#### Texto proporcionado ####
Hay un
sacrificio en particular que duele: entregar cada día la voluntad a Dios
Confía en el Señor de todo
corazón, y no en tu propia inteligencia. Reconócelo en todos tus caminos,
y Él allanará tus sendas.
—Proverbios 3:5-6
—Proverbios 3:5-6
Sí, Padre, porque esa fue tu buena
voluntad.
—Mateo 11:26
—Mateo 11:26
Siempre me resulta increíble escuchar
alegatos que sostienen que el cristianismo es un invento humano para
reconfortar a las almas débiles. Sin duda, existe dicha y paz en seguir a
Jesús, una paz que el mundo no puede otorgar. Pero hay una razón para que los
seguidores de Cristo lleven una cruz: aquellos
que seguimos al Dios crucificado estamos llamados a sacrificar nuestras vidas
diariamente.
Si caminas junto a las vidrieras y
estatuas de innumerables iglesias, tan hermosas como antiguas, verás constantes
ejemplos de hombres y mujeres cuya fe les llevó a la hoguera, la decapitación,
la tortura o el descuartizamiento. Todavía hoy en día, los marcados con la cruz
corren el riesgo de ser crucificados.
Es poco probable que tú y yo nos
enfrentemos a una persecución así. En
Occidente estamos a salvo, hasta cierto punto. Porque la cruz salvadora es de
todo menos un lugar seguro.
Algunos de nosotros arriesgaremos nuestra
subsistencia cuando amoldemos nuestras vidas a las enseñanzas de la Iglesia de
Cristo. Puede que perdamos relaciones. Ciertamente saldremos perdiendo en
placeres.
Pregunta a cualquiera que haya seguido la
senda del Señor durante un tiempo y descubrirás que, por mucho que palidezca en
comparación a la dicha del Evangelio, ha tenido sus sacrificios.
Para mí, hay un sacrificio en particular
que duele. A ver, me encanta el beicon, pero puedo
pasar los viernes sin carne sin problemas. Y de todas formas, no querría ir
acostándome por ahí con extraños. Mi reto no está en la doctrina moral o en la
disciplina de la Iglesia; incluso cuando me siento tentada, hay un camino claro
a seguir y estoy dispuesta a respetarlo a pies juntillas.
No, no son las grandes batallas. Es el pequeño esfuerzo diario por
entregar la voluntad en las manos de Dios. Es el permanecer en la sombra de un
sueño roto y decir “Sí, Padre”. Es aceptar la voluntad de Dios en su gracia
cuando nos parezca que únicamente nos dice no.
Es entregarle no solo mi monedero y mi
dormitorio y mis domingos por la mañana y mis sábados por la noche, sino
también mi corazón, escribir
un cheque en blanco con mi vida y prometer que seré Suya cueste lo que cueste.
Aquí está mi reto: cargar la cruz no es
una cuestión de aceptar una dificultad o una serie de problemas. Es permitir que sus manos perforadas
abran tus dedos, se aferren a tu voluntad y te ofrezcan
bondadosamente intercambiar tu voluntad por la Suya. Está en mirar a una vida
que no escogiste y a veces aceptar que seguirías sin escogerla, pero aun así dices “Sí, Padre”.
#### Listado ####
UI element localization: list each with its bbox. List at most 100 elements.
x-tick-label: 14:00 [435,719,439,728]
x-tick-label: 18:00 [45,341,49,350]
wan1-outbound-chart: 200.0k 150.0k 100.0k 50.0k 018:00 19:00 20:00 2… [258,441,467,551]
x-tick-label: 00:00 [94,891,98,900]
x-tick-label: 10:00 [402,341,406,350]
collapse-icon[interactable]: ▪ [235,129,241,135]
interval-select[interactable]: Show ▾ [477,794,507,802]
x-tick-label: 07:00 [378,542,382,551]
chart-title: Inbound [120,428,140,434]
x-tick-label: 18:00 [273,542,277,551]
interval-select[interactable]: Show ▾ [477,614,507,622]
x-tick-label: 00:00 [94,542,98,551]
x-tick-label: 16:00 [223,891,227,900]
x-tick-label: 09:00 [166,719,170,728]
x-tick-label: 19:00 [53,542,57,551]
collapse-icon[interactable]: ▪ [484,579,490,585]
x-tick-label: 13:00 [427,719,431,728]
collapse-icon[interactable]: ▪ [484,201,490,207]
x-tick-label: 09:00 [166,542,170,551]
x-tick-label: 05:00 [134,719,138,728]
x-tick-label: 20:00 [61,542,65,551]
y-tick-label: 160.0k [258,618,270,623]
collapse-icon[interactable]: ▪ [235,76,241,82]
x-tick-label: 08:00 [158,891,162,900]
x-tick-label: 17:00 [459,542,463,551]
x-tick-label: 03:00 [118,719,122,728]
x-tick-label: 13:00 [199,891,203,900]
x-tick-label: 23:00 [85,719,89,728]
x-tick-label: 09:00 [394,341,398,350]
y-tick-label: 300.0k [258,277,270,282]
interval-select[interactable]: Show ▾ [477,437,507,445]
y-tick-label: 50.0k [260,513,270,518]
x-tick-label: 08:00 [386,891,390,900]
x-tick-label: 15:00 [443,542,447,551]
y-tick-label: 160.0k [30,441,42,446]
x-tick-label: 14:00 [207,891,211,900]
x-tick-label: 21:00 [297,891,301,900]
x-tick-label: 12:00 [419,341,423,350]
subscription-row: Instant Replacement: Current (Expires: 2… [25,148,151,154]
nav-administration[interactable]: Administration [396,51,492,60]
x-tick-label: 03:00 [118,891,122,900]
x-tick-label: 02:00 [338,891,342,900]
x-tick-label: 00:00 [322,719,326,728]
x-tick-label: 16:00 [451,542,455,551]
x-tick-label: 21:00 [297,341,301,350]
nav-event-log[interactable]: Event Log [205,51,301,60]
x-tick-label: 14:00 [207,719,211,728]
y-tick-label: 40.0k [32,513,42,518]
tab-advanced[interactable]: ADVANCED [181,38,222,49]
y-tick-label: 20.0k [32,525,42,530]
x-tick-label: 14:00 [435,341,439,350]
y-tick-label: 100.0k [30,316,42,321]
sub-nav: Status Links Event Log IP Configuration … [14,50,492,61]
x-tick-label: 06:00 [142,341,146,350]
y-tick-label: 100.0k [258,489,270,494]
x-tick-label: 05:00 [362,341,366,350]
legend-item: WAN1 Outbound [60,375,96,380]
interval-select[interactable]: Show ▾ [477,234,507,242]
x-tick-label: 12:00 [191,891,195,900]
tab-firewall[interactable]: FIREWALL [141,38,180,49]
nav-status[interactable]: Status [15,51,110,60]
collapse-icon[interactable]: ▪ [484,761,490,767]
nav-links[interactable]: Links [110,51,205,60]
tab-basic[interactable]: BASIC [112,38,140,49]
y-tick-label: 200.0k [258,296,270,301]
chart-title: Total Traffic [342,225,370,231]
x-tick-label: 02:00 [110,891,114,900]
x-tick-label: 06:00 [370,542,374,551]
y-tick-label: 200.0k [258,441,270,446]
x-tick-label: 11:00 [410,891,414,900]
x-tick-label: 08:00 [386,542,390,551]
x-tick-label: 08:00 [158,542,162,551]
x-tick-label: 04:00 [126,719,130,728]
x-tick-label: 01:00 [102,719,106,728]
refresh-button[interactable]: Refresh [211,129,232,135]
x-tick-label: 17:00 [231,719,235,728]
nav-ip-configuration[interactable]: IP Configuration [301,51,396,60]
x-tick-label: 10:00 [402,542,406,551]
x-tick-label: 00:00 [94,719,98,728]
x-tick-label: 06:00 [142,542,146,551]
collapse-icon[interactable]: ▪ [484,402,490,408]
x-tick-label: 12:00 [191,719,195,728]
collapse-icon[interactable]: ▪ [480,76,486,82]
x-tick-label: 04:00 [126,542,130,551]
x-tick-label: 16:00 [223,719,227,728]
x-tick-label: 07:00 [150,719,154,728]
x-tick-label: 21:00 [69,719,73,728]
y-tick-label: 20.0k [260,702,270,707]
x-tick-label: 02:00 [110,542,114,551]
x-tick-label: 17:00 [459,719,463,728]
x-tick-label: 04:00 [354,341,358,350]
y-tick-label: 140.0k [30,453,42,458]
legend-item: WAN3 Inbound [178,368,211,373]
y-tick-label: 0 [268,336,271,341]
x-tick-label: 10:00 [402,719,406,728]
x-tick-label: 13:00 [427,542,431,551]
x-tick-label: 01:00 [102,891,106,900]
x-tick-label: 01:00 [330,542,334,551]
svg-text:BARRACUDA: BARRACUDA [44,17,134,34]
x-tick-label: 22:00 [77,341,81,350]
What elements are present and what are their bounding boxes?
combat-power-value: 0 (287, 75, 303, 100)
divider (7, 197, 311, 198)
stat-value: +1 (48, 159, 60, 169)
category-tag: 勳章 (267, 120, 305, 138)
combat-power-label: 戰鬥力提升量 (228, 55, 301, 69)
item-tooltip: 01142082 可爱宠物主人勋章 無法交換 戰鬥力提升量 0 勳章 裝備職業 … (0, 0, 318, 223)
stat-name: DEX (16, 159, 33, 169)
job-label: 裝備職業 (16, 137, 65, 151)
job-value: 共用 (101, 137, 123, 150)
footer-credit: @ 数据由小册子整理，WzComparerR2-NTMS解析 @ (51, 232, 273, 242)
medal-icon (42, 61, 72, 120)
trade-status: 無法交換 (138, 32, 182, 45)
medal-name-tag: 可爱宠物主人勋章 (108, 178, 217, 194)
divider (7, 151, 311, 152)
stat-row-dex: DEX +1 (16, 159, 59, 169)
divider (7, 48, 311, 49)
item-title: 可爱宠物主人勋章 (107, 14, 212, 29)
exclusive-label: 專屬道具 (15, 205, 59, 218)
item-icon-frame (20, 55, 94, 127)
####
■ Objetivos ■
**1)** Enumera todos los destinos a los que, según el texto, la fe llevó a los hombres y mujeres de las vidrieras y estatuas.
**2)** Devuelve del texto el fragmento que empieza con las palabras que contienen "Es poco probable" y termina con "tenido sus sacrificios.".
Las filas son material aparte del texto.

■ Resultados por tarea ■
**1)** La hoguera, la decapitación, la tortura y el descuartizamiento.

**2)**
Es poco probable que tú y yo nos
enfrentemos a una persecución así. En
Occidente estamos a salvo, hasta cierto punto. Porque la cruz salvadora es de
todo menos un lugar seguro.
Algunos de nosotros arriesgaremos nuestra
subsistencia cuando amoldemos nuestras vidas a las enseñanzas de la Iglesia de
Cristo. Puede que perdamos relaciones. Ciertamente saldremos perdiendo en
placeres.
Pregunta a cualquiera que haya seguido la
senda del Señor durante un tiempo y descubrirás que, por mucho que palidezca en
comparación a la dicha del Evangelio, ha tenido sus sacrificios.